> [Recorded data]
++++++++
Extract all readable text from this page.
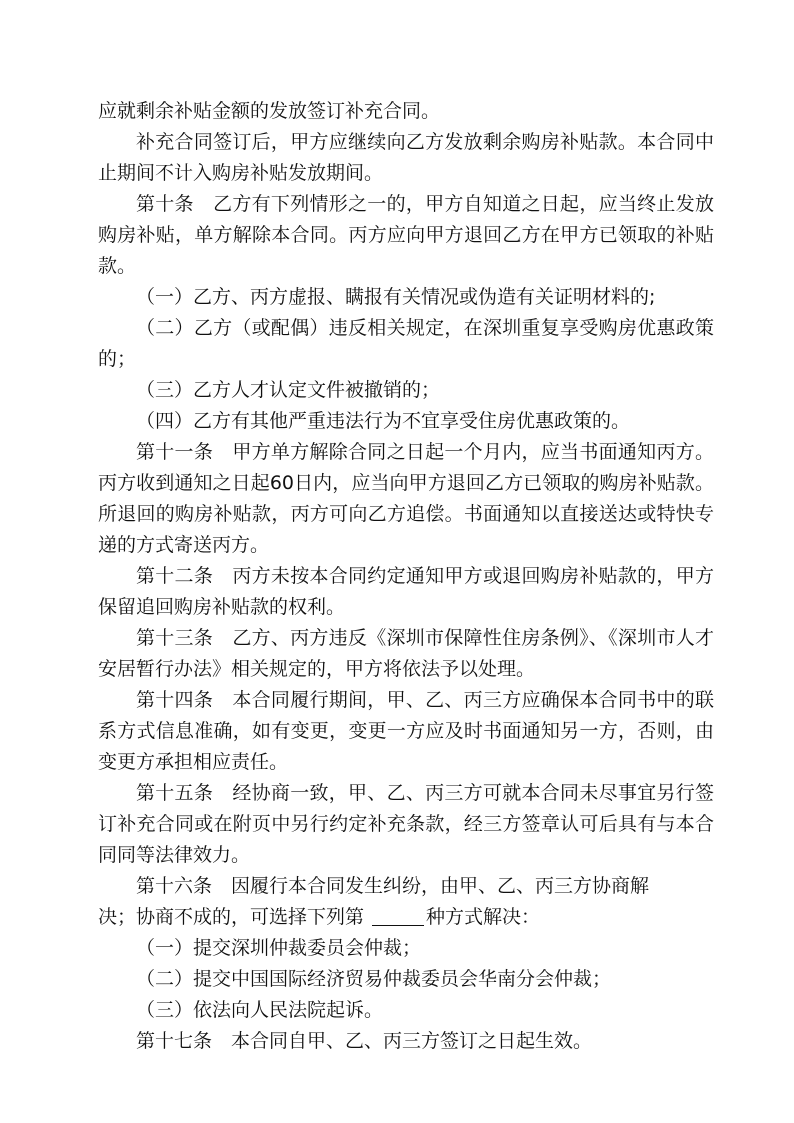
应就剩余补贴金额的发放签订补充合同。

补充合同签订后，甲方应继续向乙方发放剩余购房补贴款。本合同中止期间不计入购房补贴发放期间。

第十条　乙方有下列情形之一的，甲方自知道之日起，应当终止发放购房补贴，单方解除本合同。丙方应向甲方退回乙方在甲方已领取的补贴款。

（一）乙方、丙方虚报、瞒报有关情况或伪造有关证明材料的;

（二）乙方（或配偶）违反相关规定，在深圳重复享受购房优惠政策的；

（三）乙方人才认定文件被撤销的；

（四）乙方有其他严重违法行为不宜享受住房优惠政策的。

第十一条　甲方单方解除合同之日起一个月内，应当书面通知丙方。丙方收到通知之日起60日内，应当向甲方退回乙方已领取的购房补贴款。所退回的购房补贴款，丙方可向乙方追偿。书面通知以直接送达或特快专递的方式寄送丙方。

第十二条　丙方未按本合同约定通知甲方或退回购房补贴款的，甲方保留追回购房补贴款的权利。

第十三条　乙方、丙方违反《深圳市保障性住房条例》、《深圳市人才安居暂行办法》相关规定的，甲方将依法予以处理。

第十四条　本合同履行期间，甲、乙、丙三方应确保本合同书中的联系方式信息准确，如有变更，变更一方应及时书面通知另一方，否则，由变更方承担相应责任。

第十五条　经协商一致，甲、乙、丙三方可就本合同未尽事宜另行签订补充合同或在附页中另行约定补充条款，经三方签章认可后具有与本合同同等法律效力。

第十六条　因履行本合同发生纠纷，由甲、乙、丙三方协商解
决；协商不成的，可选择下列第	种方式解决：

（一）提交深圳仲裁委员会仲裁；

（二）提交中国国际经济贸易仲裁委员会华南分会仲裁；

（三）依法向人民法院起诉。

第十七条　本合同自甲、乙、丙三方签订之日起生效。
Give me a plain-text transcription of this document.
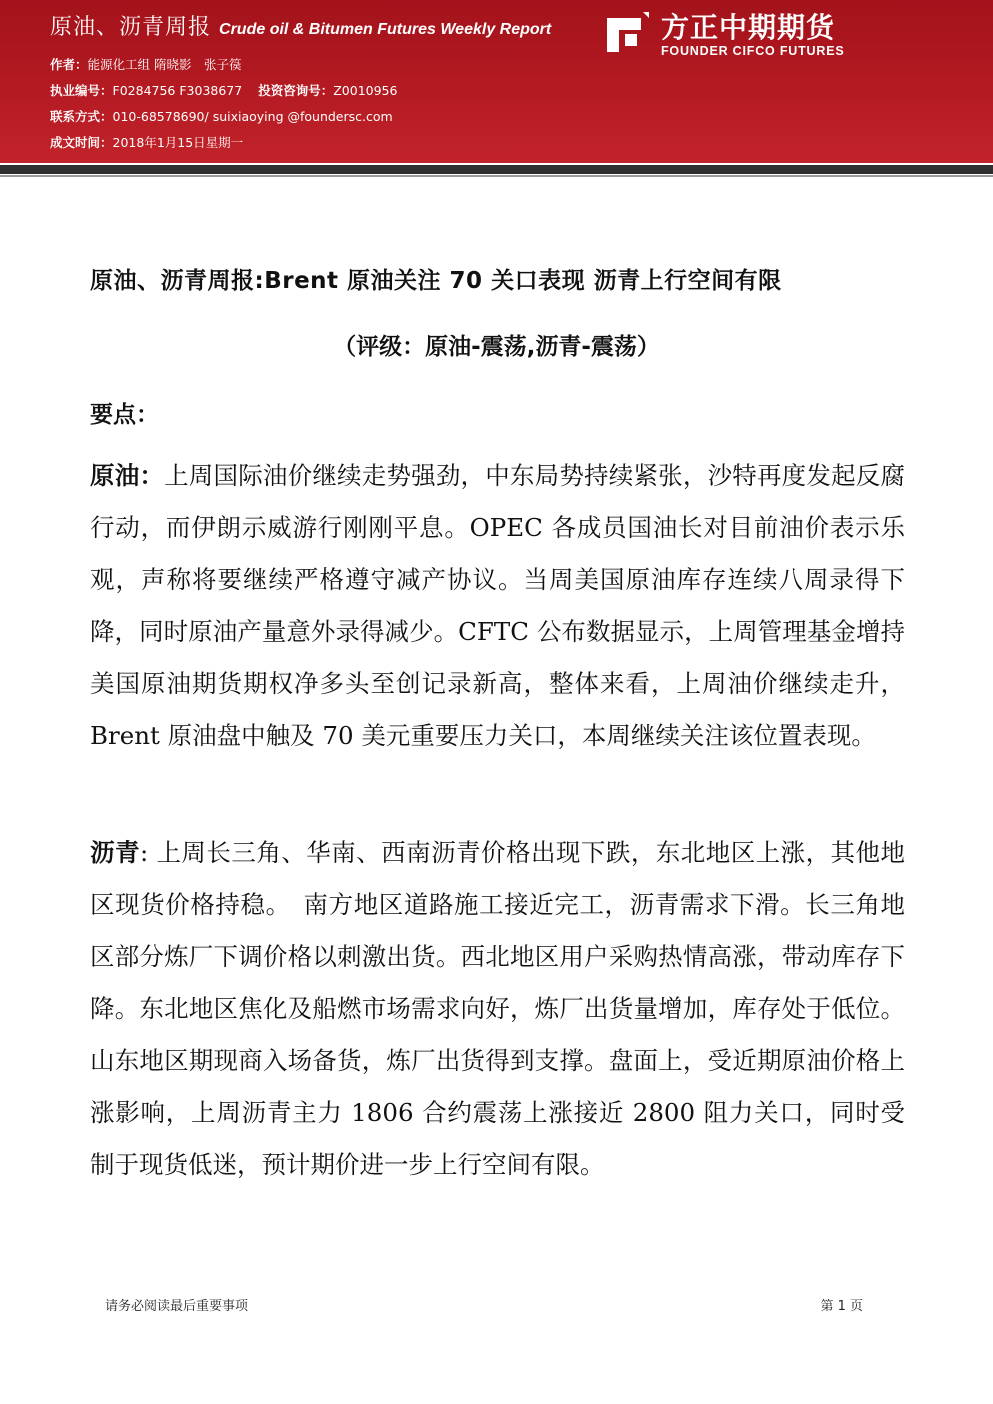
原油、沥青周报 Crude oil & Bitumen Futures Weekly Report
作者：能源化工组 隋晓影　张子篌
执业编号：F0284756 F3038677 投资咨询号：Z0010956
联系方式：010-68578690/ suixiaoying @foundersc.com
成文时间：2018年1月15日星期一
方正中期期货
FOUNDER CIFCO FUTURES
原油、沥青周报:Brent 原油关注 70 关口表现 沥青上行空间有限
（评级：原油-震荡,沥青-震荡）
要点：
原油：上周国际油价继续走势强劲，中东局势持续紧张，沙特再度发起反腐行动，而伊朗示威游行刚刚平息。OPEC 各成员国油长对目前油价表示乐观，声称将要继续严格遵守减产协议。当周美国原油库存连续八周录得下降，同时原油产量意外录得减少。CFTC 公布数据显示，上周管理基金增持美国原油期货期权净多头至创记录新高，整体来看，上周油价继续走升，Brent 原油盘中触及 70 美元重要压力关口，本周继续关注该位置表现。
沥青: 上周长三角、华南、西南沥青价格出现下跌，东北地区上涨，其他地区现货价格持稳。　南方地区道路施工接近完工，沥青需求下滑。长三角地区部分炼厂下调价格以刺激出货。西北地区用户采购热情高涨，带动库存下降。东北地区焦化及船燃市场需求向好，炼厂出货量增加，库存处于低位。山东地区期现商入场备货，炼厂出货得到支撑。盘面上，受近期原油价格上涨影响，上周沥青主力 1806 合约震荡上涨接近 2800 阻力关口，同时受制于现货低迷，预计期价进一步上行空间有限。
请务必阅读最后重要事项	第 1 页
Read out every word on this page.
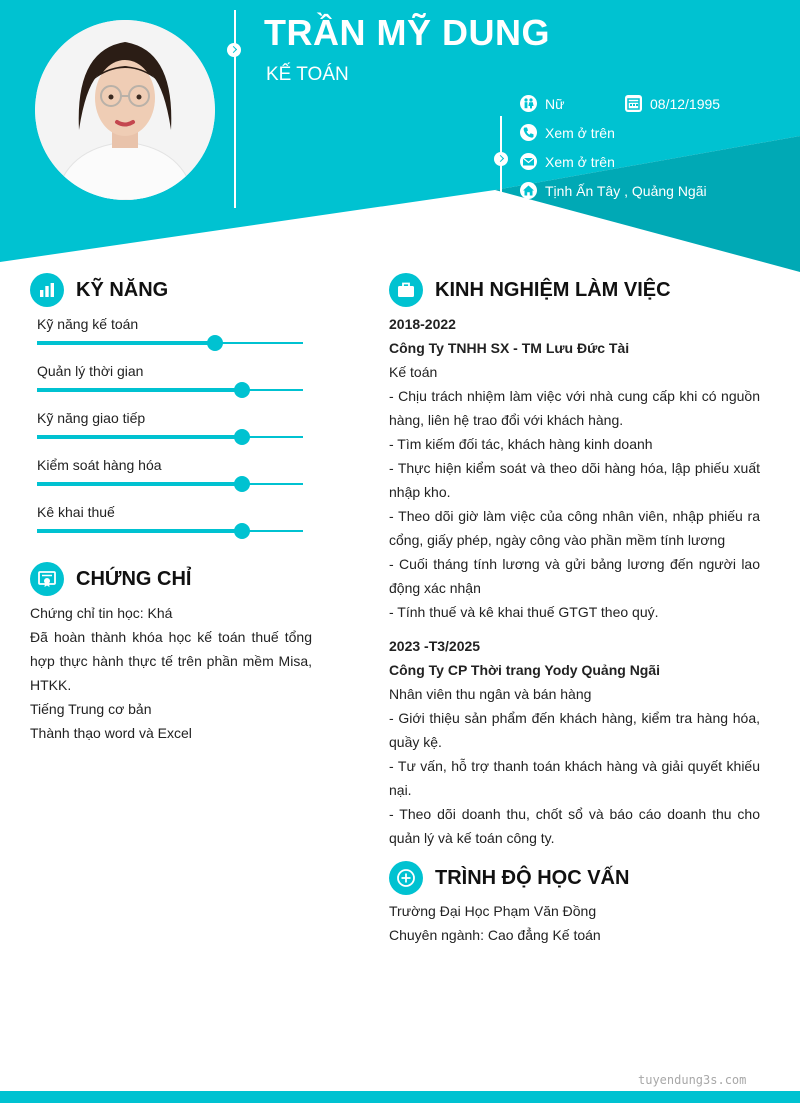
TRẦN MỸ DUNG
KẾ TOÁN
Nữ	08/12/1995
Xem ở trên
Xem ở trên
Tịnh Ấn Tây , Quảng Ngãi
KỸ NĂNG
Kỹ năng kế toán
Quản lý thời gian
Kỹ năng giao tiếp
Kiểm soát hàng hóa
Kê khai thuế
CHỨNG CHỈ

Chứng chỉ tin học: Khá

Đã hoàn thành khóa học kế toán thuế tổng hợp thực hành thực tế trên phần mềm Misa, HTKK.

Tiếng Trung cơ bản

Thành thạo word và Excel

KINH NGHIỆM LÀM VIỆC

2018-2022

Công Ty TNHH SX - TM Lưu Đức Tài

Kế toán

- Chịu trách nhiệm làm việc với nhà cung cấp khi có nguồn hàng, liên hệ trao đổi với khách hàng.

- Tìm kiếm đối tác, khách hàng kinh doanh

- Thực hiện kiểm soát và theo dõi hàng hóa, lập phiếu xuất nhập kho.

- Theo dõi giờ làm việc của công nhân viên, nhập phiếu ra cổng, giấy phép, ngày công vào phần mềm tính lương

- Cuối tháng tính lương và gửi bảng lương đến người lao động xác nhận

- Tính thuế và kê khai thuế GTGT theo quý.

2023 -T3/2025

Công Ty CP Thời trang Yody Quảng Ngãi

Nhân viên thu ngân và bán hàng

- Giới thiệu sản phẩm đến khách hàng, kiểm tra hàng hóa, quầy kệ.

- Tư vấn, hỗ trợ thanh toán khách hàng và giải quyết khiếu nại.

- Theo dõi doanh thu, chốt sổ và báo cáo doanh thu cho quản lý và kế toán công ty.

TRÌNH ĐỘ HỌC VẤN

Trường Đại Học Phạm Văn Đồng

Chuyên ngành: Cao đẳng Kế toán

tuyendung3s.com
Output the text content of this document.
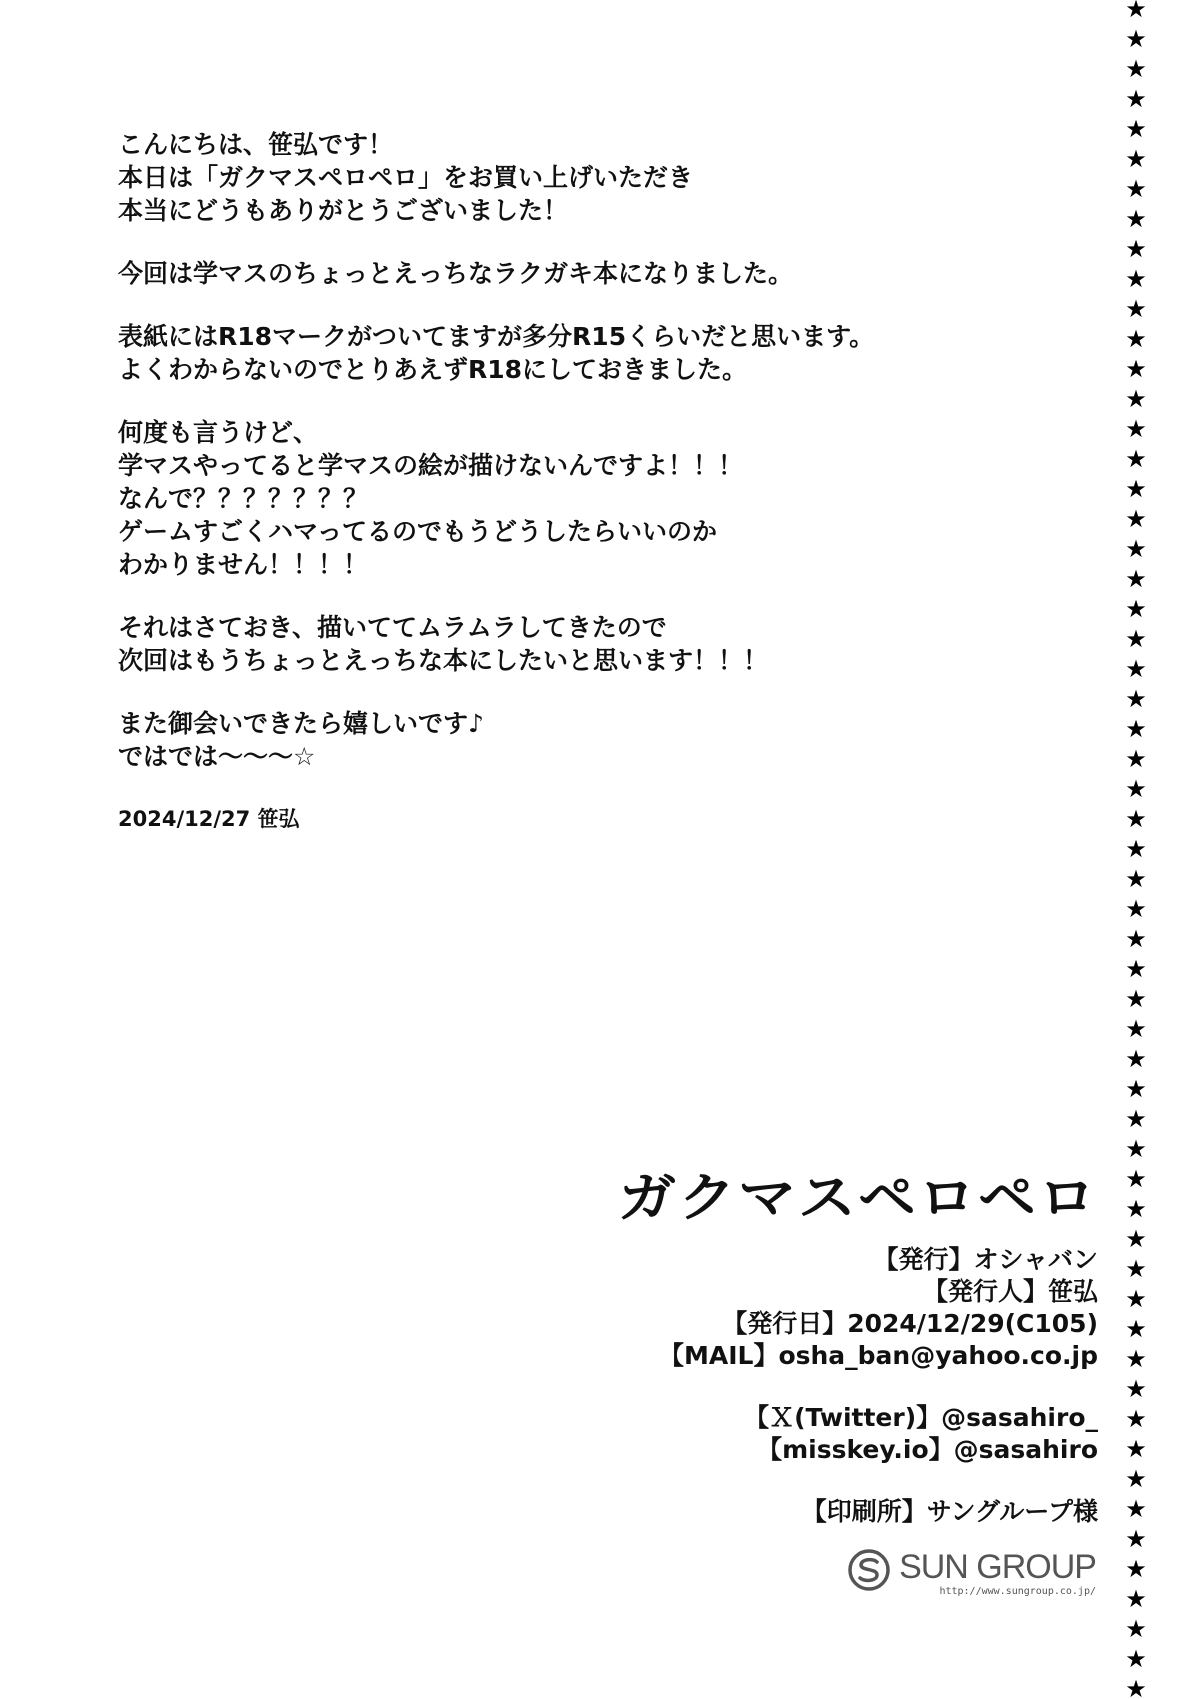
こんにちは、笹弘です！
本日は「ガクマスペロペロ」をお買い上げいただき
本当にどうもありがとうございました！

今回は学マスのちょっとえっちなラクガキ本になりました。

表紙にはR18マークがついてますが多分R15くらいだと思います。
よくわからないのでとりあえずR18にしておきました。

何度も言うけど、
学マスやってると学マスの絵が描けないんですよ！！！
なんで？？？？？？？
ゲームすごくハマってるのでもうどうしたらいいのか
わかりません！！！！

それはさておき、描いててムラムラしてきたので
次回はもうちょっとえっちな本にしたいと思います！！！

また御会いできたら嬉しいです♪
ではでは～～～☆

2024/12/27 笹弘

★
★
★
★
★
★
★
★
★
★
★
★
★
★
★
★
★
★
★
★
★
★
★
★
★
★
★
★
★
★
★
★
★
★
★
★
★
★
★
★
★
★
★
★
★
★
★
★
★
★
★
★
★
★
★
★
★
ガクマスペロペロ
【発行】オシャバン
【発行人】笹弘
【発行日】2024/12/29(C105)
【MAIL】osha_ban@yahoo.co.jp
【Ｘ(Twitter)】@sasahiro_
【misskey.io】@sasahiro
【印刷所】サングループ様
SUN GROUP
http://www.sungroup.co.jp/
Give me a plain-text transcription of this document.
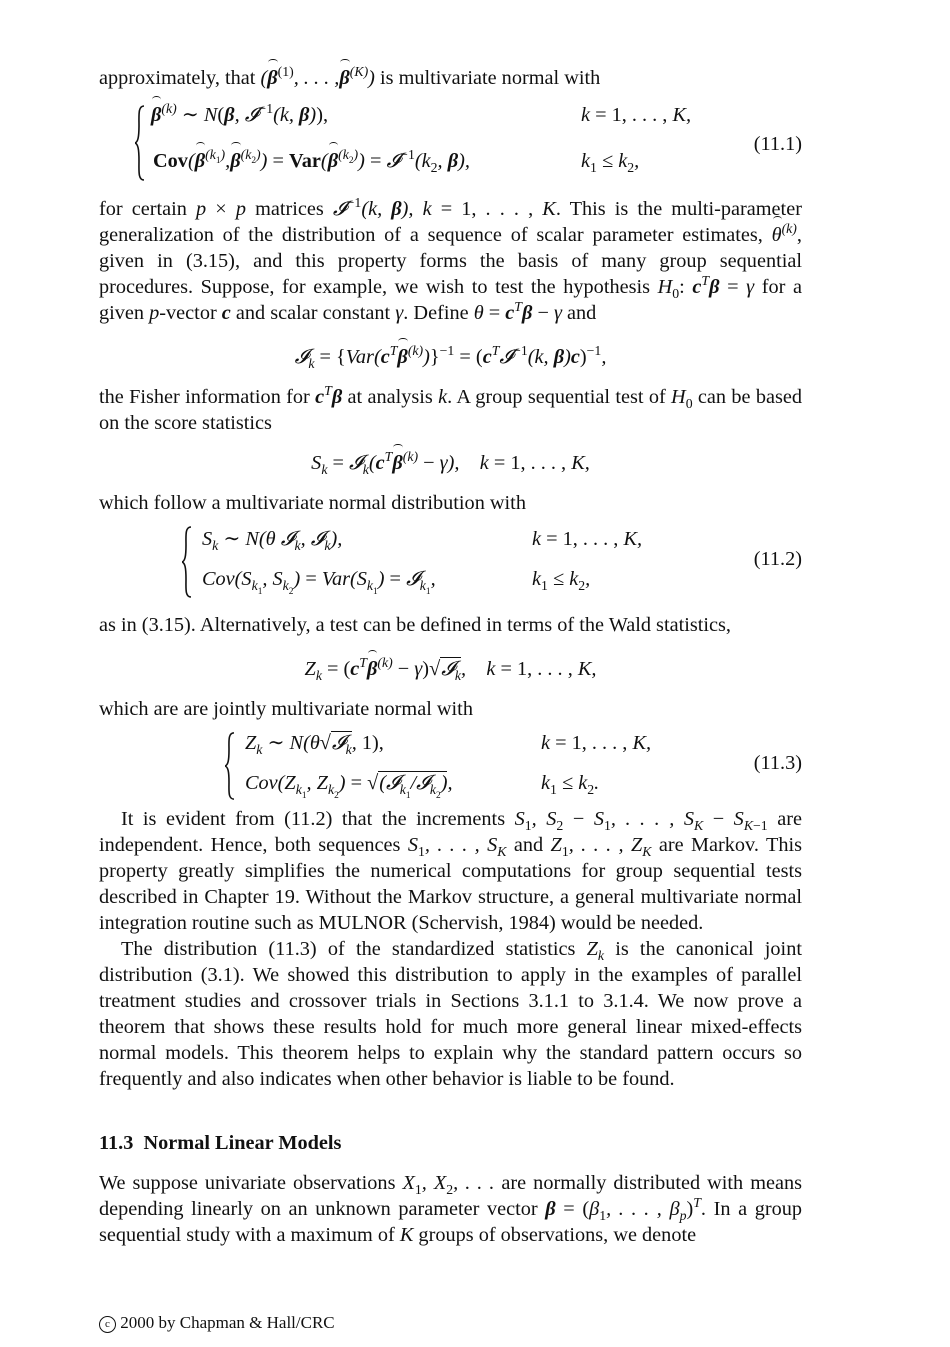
approximately, that ($\beta^{(1)}$, . . . $,\beta^{(K)}$) is multivariate normal with

$\beta^{(k)}$ ∼ N(β, 𝓘$^{-1}$(k, β)),	k = 1, . . . , K,
$Cov(\beta^{(k_1)},\beta^{(k_2)}) = Var(\beta^{(k_2)})$ = $𝓘^{-1}(k_2$, β),	$k_1 \le k_2$,
(11.1)

for certain p × p matrices 𝓘$^{-1}$(k, β), k = 1, . . . , K. This is the multi-parameter generalization of the distribution of a sequence of scalar parameter estimates, $\theta^{(k)}$, given in (3.15), and this property forms the basis of many group sequential procedures. Suppose, for example, we wish to test the hypothesis $H_0$: $c^T\beta = \gamma$ for a given p-vector c and scalar constant γ. Define $\theta = c^T\beta - \gamma$ and

𝓘$_k$ = $\{Var(c^T\beta^{(k)})\}^{-1}$ = ($c^T𝓘^{-1}(k$, β)c)$^{-1}$,

the Fisher information for $c^T\beta$ at analysis k. A group sequential test of $H_0$ can be based on the score statistics

$S_k$ = $𝓘_k(c^T\beta^{(k)} - \gamma)$,    k = 1, . . . , K,

which follow a multivariate normal distribution with

$S_k$ ∼ N(θ 𝓘$_k$, 𝓘$_k$),	k = 1, . . . , K,
$Cov(S_{k_1}$, $S_{k_2}) = Var(S_{k_1})$ = 𝓘$_{k_1}$,	$k_1 \le k_2$,
(11.2)

as in (3.15). Alternatively, a test can be defined in terms of the Wald statistics,

$Z_k = (c^T\beta^{(k)}$ − γ)√𝓘$_k$,    k = 1, . . . , K,

which are are jointly multivariate normal with

$Z_k$ ∼ N(θ√𝓘$_k$, 1),	k = 1, . . . , K,
$Cov(Z_{k_1}$, $Z_{k_2}$) = √(𝓘$_{k_1}$/𝓘$_{k_2}$),	$k_1 \le k_2$.
(11.3)

It is evident from (11.2) that the increments $S_1$, $S_2 - S_1$, . . . , $S_K - S_{K-1}$ are independent. Hence, both sequences $S_1$, . . . , $S_K$ and $Z_1$, . . . , $Z_K$ are Markov. This property greatly simplifies the numerical computations for group sequential tests described in Chapter 19. Without the Markov structure, a general multivariate normal integration routine such as MULNOR (Schervish, 1984) would be needed.

The distribution (11.3) of the standardized statistics $Z_k$ is the canonical joint distribution (3.1). We showed this distribution to apply in the examples of parallel treatment studies and crossover trials in Sections 3.1.1 to 3.1.4. We now prove a theorem that shows these results hold for much more general linear mixed-effects normal models. This theorem helps to explain why the standard pattern occurs so frequently and also indicates when other behavior is liable to be found.

11.3 Normal Linear Models

We suppose univariate observations $X_1$, $X_2$, . . . are normally distributed with means depending linearly on an unknown parameter vector $\beta = (\beta_1$, . . . , $\beta_p)^T$. In a group sequential study with a maximum of K groups of observations, we denote

c 2000 by Chapman & Hall/CRC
++++++++
> [EXERCISE DESCRIPTION] The answer is the number of lines in the preceding material that hold "phần"; write that number and nothing else.

> [TASK SOLUTION] 2